'''

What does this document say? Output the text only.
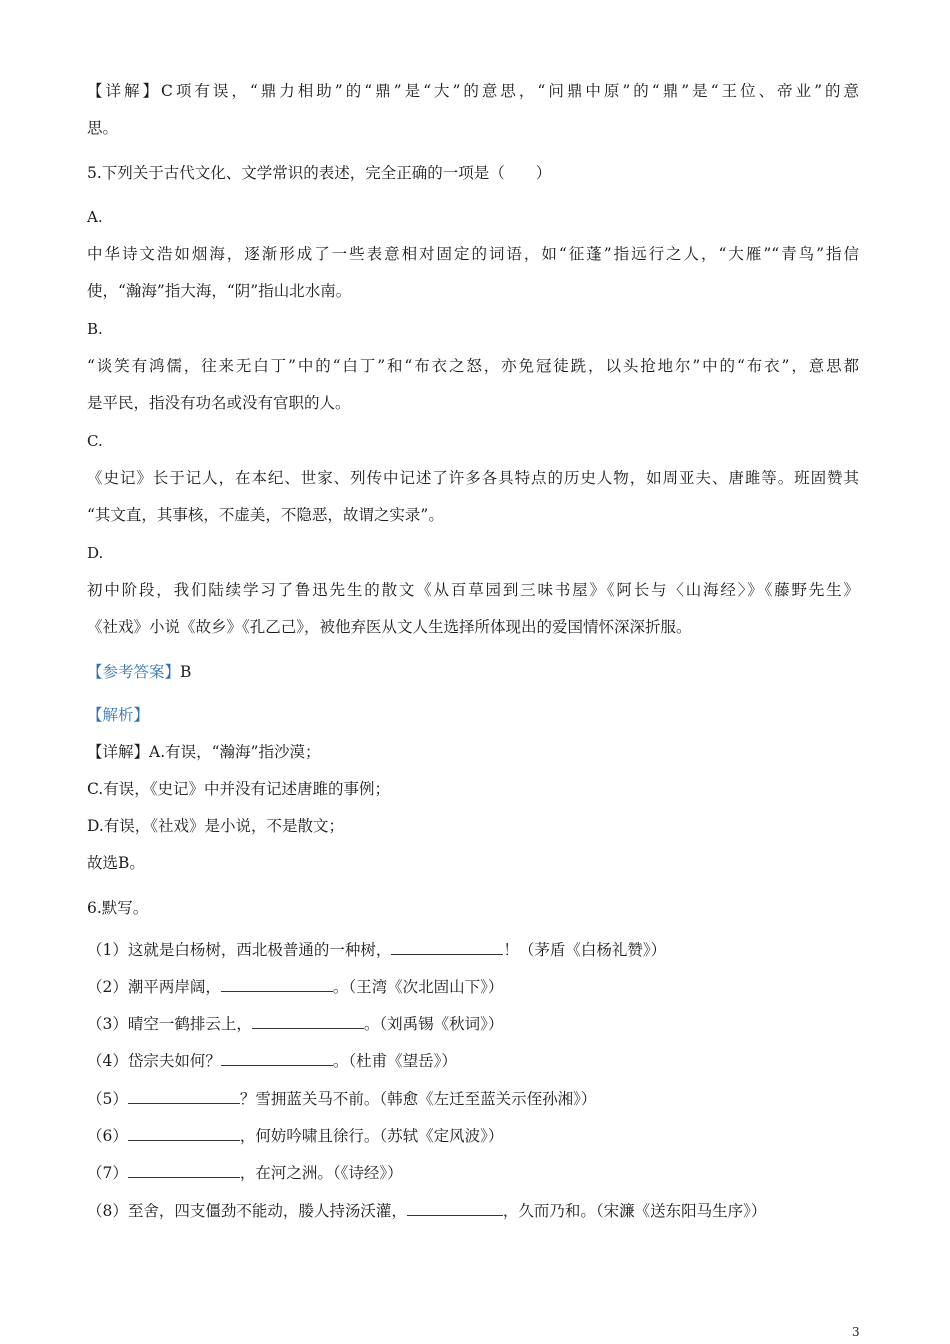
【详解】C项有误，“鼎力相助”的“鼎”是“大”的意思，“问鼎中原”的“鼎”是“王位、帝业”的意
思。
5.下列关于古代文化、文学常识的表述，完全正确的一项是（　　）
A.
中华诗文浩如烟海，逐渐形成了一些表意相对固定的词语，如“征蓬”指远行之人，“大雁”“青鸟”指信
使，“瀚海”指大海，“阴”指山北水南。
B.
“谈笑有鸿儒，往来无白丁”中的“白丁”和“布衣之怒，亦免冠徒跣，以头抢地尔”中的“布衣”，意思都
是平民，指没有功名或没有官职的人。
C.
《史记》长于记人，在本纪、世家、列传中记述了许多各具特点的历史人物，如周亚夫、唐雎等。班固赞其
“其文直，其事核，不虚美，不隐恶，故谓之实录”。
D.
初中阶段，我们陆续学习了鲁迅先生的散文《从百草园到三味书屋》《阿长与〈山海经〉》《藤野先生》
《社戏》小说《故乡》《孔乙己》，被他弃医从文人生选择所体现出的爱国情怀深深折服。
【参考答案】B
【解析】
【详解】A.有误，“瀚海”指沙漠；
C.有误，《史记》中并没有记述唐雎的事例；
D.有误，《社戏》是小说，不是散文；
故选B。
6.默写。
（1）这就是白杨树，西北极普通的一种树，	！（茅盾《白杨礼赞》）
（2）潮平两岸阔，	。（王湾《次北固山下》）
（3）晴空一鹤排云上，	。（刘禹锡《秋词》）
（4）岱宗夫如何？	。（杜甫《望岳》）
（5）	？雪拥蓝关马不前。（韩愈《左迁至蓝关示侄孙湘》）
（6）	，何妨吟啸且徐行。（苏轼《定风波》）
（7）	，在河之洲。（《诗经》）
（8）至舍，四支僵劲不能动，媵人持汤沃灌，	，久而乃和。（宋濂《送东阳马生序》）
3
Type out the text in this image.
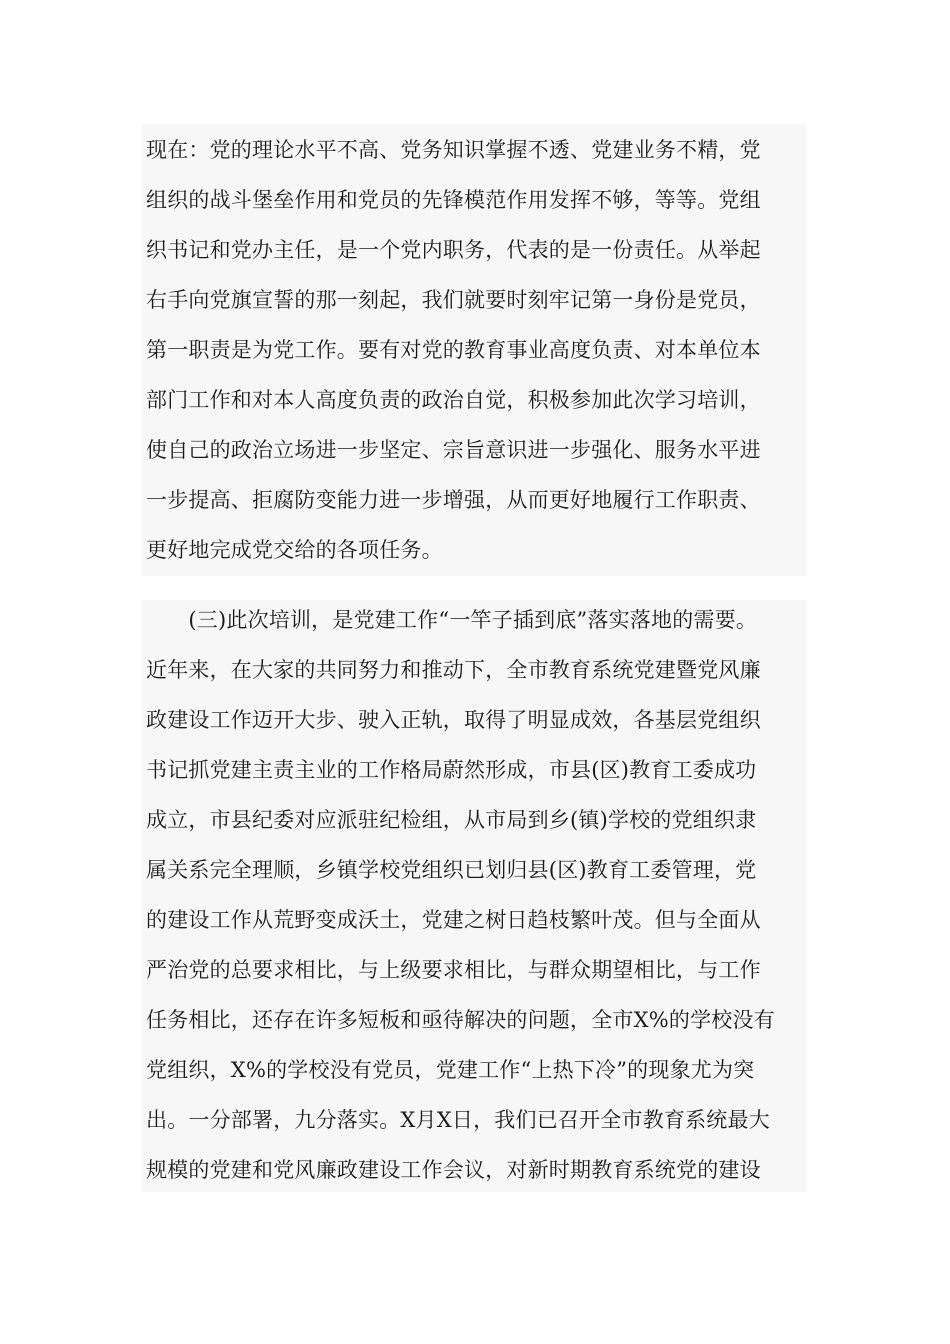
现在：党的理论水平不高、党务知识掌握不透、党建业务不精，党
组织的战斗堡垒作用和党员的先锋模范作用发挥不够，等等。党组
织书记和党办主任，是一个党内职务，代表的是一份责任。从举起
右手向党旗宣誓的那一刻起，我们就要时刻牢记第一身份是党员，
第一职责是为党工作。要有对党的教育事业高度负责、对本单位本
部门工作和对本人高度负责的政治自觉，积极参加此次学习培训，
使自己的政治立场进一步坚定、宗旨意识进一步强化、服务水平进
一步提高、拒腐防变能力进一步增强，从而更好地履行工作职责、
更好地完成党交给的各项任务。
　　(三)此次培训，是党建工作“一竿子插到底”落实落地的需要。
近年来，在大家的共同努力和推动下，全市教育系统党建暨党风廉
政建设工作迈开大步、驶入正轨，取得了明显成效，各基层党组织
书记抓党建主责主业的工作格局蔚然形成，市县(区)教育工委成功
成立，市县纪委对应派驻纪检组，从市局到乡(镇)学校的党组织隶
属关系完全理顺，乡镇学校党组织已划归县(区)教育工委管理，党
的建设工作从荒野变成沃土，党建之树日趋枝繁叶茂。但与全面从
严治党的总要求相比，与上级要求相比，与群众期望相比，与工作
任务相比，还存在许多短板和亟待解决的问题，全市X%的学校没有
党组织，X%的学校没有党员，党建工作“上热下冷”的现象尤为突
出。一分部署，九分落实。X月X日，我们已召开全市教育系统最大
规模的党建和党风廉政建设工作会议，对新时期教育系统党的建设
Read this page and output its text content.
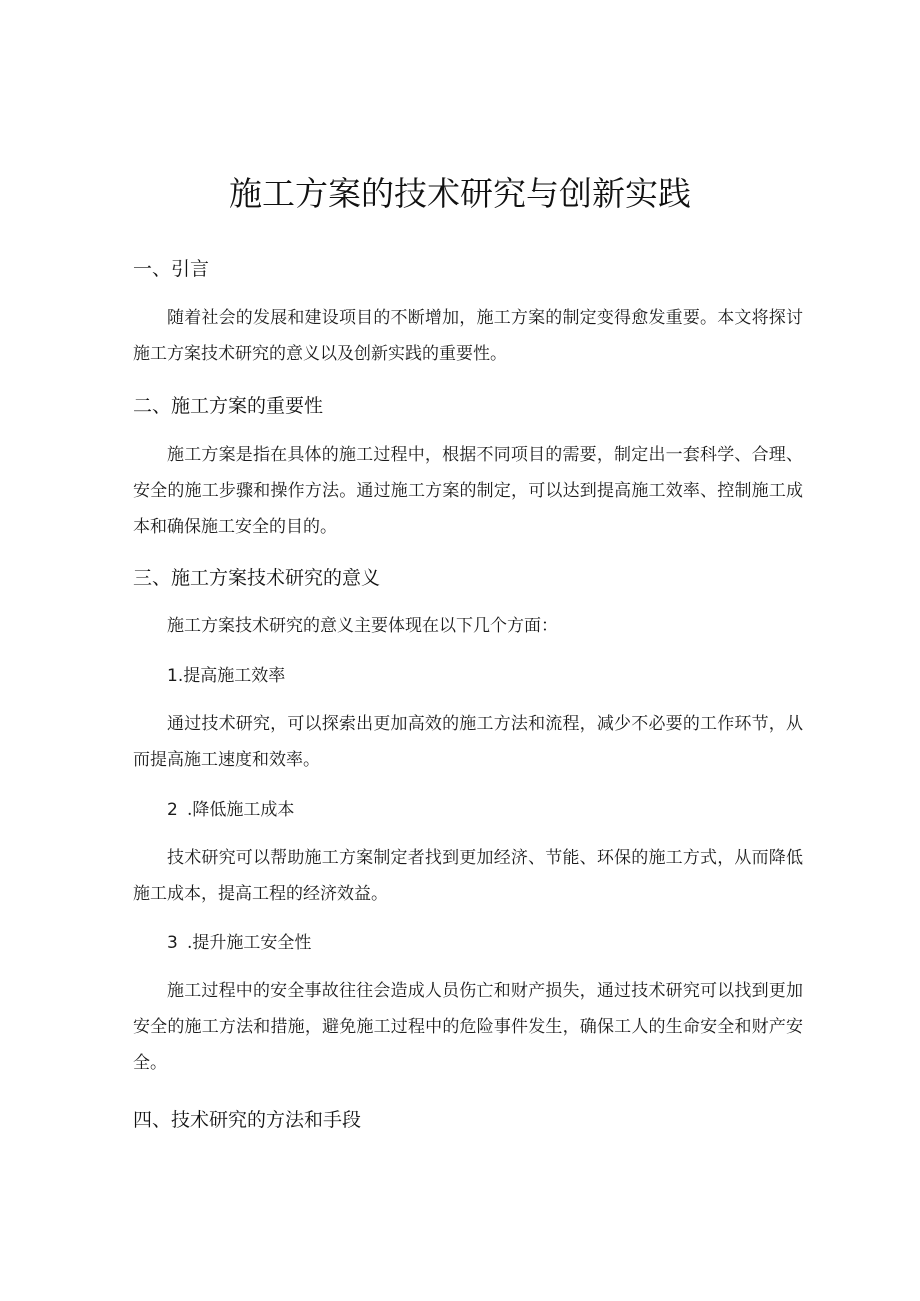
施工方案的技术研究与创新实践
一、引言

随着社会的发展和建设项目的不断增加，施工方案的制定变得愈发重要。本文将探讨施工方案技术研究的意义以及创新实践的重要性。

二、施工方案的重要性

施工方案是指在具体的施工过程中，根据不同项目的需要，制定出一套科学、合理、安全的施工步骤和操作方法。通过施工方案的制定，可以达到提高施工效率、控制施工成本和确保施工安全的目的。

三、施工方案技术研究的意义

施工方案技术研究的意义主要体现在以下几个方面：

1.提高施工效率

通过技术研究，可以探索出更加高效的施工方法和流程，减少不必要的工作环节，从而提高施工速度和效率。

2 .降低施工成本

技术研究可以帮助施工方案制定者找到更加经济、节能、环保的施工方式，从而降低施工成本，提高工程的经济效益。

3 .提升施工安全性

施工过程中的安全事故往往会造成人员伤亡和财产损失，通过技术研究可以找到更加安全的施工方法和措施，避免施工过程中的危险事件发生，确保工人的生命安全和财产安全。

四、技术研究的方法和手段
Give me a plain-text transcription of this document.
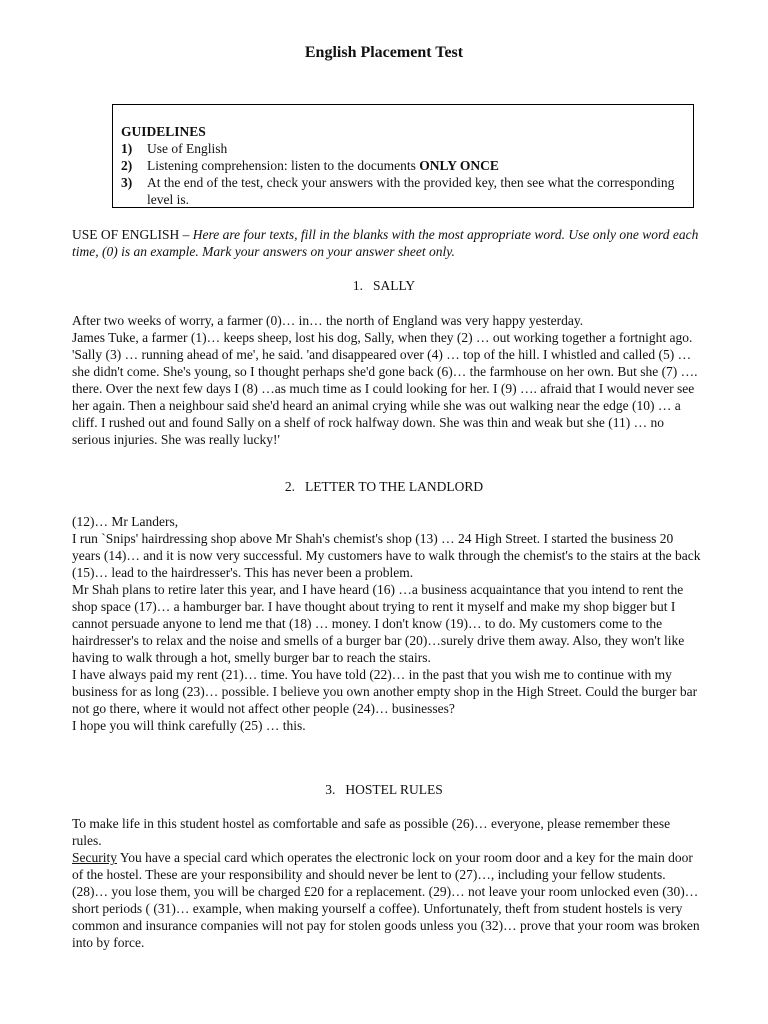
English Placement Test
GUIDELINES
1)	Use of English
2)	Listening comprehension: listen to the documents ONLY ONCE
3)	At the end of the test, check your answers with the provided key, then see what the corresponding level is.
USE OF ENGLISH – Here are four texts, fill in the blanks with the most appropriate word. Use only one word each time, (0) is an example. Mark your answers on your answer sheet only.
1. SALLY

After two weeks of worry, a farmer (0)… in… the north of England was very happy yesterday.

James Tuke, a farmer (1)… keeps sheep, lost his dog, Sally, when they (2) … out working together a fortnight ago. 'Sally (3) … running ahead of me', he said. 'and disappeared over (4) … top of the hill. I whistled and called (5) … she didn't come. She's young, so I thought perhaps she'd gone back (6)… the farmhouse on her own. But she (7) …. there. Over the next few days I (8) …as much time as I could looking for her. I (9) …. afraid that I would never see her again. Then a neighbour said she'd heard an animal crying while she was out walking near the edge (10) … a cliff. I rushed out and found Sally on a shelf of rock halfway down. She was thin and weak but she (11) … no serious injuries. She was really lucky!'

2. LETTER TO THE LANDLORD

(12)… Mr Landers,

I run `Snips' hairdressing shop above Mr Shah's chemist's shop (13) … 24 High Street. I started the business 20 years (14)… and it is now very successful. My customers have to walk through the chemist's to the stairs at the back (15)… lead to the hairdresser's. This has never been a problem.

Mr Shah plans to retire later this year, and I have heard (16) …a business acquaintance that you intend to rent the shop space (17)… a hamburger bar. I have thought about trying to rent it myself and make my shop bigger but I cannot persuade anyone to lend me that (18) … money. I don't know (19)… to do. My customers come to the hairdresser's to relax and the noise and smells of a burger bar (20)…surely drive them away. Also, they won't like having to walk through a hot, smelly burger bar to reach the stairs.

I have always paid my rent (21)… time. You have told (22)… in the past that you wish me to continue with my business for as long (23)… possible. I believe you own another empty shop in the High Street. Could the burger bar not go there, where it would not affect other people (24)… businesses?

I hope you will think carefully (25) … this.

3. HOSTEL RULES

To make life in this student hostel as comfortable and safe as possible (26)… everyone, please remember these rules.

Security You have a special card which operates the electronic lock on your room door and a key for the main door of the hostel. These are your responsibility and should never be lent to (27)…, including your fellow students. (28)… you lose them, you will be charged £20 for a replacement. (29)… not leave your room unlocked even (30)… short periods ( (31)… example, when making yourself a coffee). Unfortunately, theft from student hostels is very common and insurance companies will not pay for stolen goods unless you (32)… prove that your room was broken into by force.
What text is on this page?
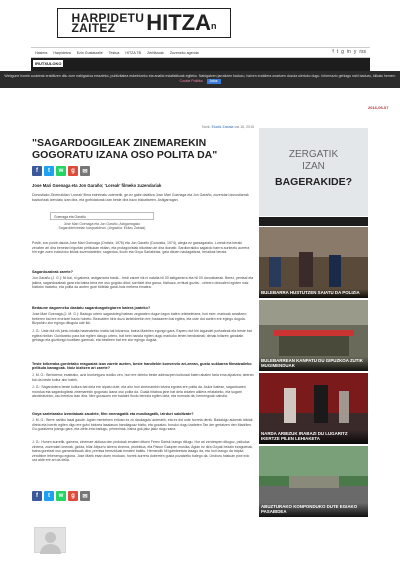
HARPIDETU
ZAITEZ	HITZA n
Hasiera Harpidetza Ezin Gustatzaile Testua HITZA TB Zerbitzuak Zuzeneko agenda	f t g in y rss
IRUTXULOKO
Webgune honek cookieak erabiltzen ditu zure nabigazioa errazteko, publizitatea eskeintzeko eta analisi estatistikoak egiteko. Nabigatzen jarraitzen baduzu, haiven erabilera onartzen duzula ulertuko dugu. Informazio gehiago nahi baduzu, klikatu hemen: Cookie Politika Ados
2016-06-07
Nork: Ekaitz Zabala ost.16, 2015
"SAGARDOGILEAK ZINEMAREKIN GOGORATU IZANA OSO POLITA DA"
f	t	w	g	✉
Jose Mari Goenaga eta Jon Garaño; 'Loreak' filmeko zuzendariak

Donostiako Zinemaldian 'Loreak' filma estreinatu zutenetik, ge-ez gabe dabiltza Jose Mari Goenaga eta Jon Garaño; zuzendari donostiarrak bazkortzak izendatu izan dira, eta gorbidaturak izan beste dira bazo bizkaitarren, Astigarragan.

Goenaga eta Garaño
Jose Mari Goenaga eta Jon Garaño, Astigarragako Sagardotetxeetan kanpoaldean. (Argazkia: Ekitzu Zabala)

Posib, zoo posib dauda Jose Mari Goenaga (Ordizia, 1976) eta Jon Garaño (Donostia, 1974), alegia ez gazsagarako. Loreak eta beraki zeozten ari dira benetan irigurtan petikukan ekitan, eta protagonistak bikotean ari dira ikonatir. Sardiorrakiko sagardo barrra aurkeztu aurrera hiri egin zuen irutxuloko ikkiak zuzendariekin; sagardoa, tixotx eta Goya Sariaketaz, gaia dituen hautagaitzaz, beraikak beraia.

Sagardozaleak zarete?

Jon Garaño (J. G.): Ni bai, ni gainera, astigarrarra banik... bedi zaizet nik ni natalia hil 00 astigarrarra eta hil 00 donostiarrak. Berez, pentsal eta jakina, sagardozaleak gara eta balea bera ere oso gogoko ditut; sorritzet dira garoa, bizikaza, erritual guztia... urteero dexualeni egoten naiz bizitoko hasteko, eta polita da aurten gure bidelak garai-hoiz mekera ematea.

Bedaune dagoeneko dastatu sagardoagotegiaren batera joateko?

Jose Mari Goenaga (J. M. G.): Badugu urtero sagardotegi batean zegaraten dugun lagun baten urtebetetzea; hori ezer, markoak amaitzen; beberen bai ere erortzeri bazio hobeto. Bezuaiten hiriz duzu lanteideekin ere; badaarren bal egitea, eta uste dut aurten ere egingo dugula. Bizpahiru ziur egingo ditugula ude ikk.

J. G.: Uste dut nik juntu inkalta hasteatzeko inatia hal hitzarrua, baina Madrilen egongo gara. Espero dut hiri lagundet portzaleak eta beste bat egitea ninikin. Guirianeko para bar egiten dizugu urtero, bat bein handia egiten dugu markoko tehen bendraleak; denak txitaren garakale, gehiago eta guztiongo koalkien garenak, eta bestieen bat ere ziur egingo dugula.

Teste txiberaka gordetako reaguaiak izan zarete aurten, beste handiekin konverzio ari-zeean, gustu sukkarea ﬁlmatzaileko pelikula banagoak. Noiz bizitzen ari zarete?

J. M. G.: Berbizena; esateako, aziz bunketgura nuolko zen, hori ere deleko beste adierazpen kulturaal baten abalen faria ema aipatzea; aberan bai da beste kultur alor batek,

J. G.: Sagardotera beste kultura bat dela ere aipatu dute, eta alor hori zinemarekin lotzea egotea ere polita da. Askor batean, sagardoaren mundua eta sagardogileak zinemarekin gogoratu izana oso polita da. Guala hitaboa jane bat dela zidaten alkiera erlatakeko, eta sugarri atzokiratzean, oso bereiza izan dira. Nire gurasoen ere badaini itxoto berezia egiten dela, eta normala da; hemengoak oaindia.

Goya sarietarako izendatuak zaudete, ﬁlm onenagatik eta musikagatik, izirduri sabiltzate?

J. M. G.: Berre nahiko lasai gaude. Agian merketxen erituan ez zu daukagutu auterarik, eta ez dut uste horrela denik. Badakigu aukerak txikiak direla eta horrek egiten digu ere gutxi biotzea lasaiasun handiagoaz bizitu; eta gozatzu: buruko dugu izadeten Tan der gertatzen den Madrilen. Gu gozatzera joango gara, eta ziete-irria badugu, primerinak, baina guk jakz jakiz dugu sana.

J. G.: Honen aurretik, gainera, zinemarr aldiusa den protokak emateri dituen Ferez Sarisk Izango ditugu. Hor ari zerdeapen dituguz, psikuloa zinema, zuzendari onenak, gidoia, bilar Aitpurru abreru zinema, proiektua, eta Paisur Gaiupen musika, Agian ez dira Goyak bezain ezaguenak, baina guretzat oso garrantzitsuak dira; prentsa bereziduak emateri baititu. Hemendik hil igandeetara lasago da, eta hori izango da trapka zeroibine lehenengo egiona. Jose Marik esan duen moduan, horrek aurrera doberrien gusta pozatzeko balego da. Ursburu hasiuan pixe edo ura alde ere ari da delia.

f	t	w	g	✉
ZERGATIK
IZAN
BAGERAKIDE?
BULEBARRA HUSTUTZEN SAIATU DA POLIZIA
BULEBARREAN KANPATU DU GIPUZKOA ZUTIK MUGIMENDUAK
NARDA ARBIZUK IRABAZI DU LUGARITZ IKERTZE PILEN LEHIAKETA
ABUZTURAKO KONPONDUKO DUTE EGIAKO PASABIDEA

'''

Request:
Note how many lines in the listing above hold the string "possible", then give only that figure.

Solved exercise:
2